Recorded data:
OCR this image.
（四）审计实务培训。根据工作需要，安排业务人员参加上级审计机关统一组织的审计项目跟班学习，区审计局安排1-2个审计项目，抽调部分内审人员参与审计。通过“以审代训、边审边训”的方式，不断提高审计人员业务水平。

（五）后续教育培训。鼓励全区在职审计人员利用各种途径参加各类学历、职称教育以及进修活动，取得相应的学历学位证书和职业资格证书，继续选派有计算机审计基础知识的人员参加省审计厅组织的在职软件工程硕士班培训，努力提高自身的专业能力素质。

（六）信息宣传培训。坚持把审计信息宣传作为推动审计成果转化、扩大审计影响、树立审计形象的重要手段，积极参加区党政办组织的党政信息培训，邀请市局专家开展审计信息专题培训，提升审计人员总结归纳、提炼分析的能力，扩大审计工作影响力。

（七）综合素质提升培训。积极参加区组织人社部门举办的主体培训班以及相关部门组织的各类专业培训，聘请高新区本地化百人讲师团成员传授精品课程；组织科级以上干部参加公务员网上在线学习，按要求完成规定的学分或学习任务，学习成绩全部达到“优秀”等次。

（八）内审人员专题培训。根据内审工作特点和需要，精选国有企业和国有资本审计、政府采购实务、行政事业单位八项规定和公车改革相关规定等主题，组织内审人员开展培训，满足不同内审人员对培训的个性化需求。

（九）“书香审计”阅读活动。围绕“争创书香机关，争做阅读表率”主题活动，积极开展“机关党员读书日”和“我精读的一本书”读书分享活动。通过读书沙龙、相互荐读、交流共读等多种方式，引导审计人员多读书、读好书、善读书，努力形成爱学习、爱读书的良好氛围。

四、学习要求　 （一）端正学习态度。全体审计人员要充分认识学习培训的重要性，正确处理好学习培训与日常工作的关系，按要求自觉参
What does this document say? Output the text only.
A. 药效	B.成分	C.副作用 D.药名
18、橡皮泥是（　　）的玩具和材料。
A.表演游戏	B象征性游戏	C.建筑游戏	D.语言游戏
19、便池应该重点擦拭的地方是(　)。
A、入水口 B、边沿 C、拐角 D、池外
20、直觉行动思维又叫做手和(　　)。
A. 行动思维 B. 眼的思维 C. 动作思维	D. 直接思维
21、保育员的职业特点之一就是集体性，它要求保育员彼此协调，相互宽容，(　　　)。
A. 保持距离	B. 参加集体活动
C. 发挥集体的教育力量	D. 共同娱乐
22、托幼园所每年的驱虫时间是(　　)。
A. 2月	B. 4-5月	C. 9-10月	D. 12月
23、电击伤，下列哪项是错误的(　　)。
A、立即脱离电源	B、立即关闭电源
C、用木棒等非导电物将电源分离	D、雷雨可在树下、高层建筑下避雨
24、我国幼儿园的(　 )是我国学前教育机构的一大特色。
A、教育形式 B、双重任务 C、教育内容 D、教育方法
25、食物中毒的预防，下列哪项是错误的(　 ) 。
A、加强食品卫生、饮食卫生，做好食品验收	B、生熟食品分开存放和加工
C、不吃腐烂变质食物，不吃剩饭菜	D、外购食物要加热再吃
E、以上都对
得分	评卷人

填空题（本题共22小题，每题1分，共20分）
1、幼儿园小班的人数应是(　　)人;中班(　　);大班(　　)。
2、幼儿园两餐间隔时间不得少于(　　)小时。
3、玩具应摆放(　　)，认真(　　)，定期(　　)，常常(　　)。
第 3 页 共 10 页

▸ **JOB**:
Copy every line exactly. Leave nothing out.

▸ **EXERCISE RESPONSE**:
OCR this image.
（四）审计实务培训。根据工作需要，安排业务人员参加上级审计机关统一组织的审计项目跟班学习，区审计局安排1-2个审计项目，抽调部分内审人员参与审计。通过“以审代训、边审边训”的方式，不断提高审计人员业务水平。

（五）后续教育培训。鼓励全区在职审计人员利用各种途径参加各类学历、职称教育以及进修活动，取得相应的学历学位证书和职业资格证书，继续选派有计算机审计基础知识的人员参加省审计厅组织的在职软件工程硕士班培训，努力提高自身的专业能力素质。

（六）信息宣传培训。坚持把审计信息宣传作为推动审计成果转化、扩大审计影响、树立审计形象的重要手段，积极参加区党政办组织的党政信息培训，邀请市局专家开展审计信息专题培训，提升审计人员总结归纳、提炼分析的能力，扩大审计工作影响力。

（七）综合素质提升培训。积极参加区组织人社部门举办的主体培训班以及相关部门组织的各类专业培训，聘请高新区本地化百人讲师团成员传授精品课程；组织科级以上干部参加公务员网上在线学习，按要求完成规定的学分或学习任务，学习成绩全部达到“优秀”等次。

（八）内审人员专题培训。根据内审工作特点和需要，精选国有企业和国有资本审计、政府采购实务、行政事业单位八项规定和公车改革相关规定等主题，组织内审人员开展培训，满足不同内审人员对培训的个性化需求。

（九）“书香审计”阅读活动。围绕“争创书香机关，争做阅读表率”主题活动，积极开展“机关党员读书日”和“我精读的一本书”读书分享活动。通过读书沙龙、相互荐读、交流共读等多种方式，引导审计人员多读书、读好书、善读书，努力形成爱学习、爱读书的良好氛围。

四、学习要求　 （一）端正学习态度。全体审计人员要充分认识学习培训的重要性，正确处理好学习培训与日常工作的关系，按要求自觉参
What does this document say? Output the text only.
A. 药效	B.成分	C.副作用 D.药名
18、橡皮泥是（　　）的玩具和材料。
A.表演游戏	B象征性游戏	C.建筑游戏	D.语言游戏
19、便池应该重点擦拭的地方是(　)。
A、入水口 B、边沿 C、拐角 D、池外
20、直觉行动思维又叫做手和(　　)。
A. 行动思维 B. 眼的思维 C. 动作思维	D. 直接思维
21、保育员的职业特点之一就是集体性，它要求保育员彼此协调，相互宽容，(　　　)。
A. 保持距离	B. 参加集体活动
C. 发挥集体的教育力量	D. 共同娱乐
22、托幼园所每年的驱虫时间是(　　)。
A. 2月	B. 4-5月	C. 9-10月	D. 12月
23、电击伤，下列哪项是错误的(　　)。
A、立即脱离电源	B、立即关闭电源
C、用木棒等非导电物将电源分离	D、雷雨可在树下、高层建筑下避雨
24、我国幼儿园的(　 )是我国学前教育机构的一大特色。
A、教育形式 B、双重任务 C、教育内容 D、教育方法
25、食物中毒的预防，下列哪项是错误的(　 ) 。
A、加强食品卫生、饮食卫生，做好食品验收	B、生熟食品分开存放和加工
C、不吃腐烂变质食物，不吃剩饭菜	D、外购食物要加热再吃
E、以上都对
得分	评卷人

填空题（本题共22小题，每题1分，共20分）
1、幼儿园小班的人数应是(　　)人;中班(　　);大班(　　)。
2、幼儿园两餐间隔时间不得少于(　　)小时。
3、玩具应摆放(　　)，认真(　　)，定期(　　)，常常(　　)。
第 3 页 共 10 页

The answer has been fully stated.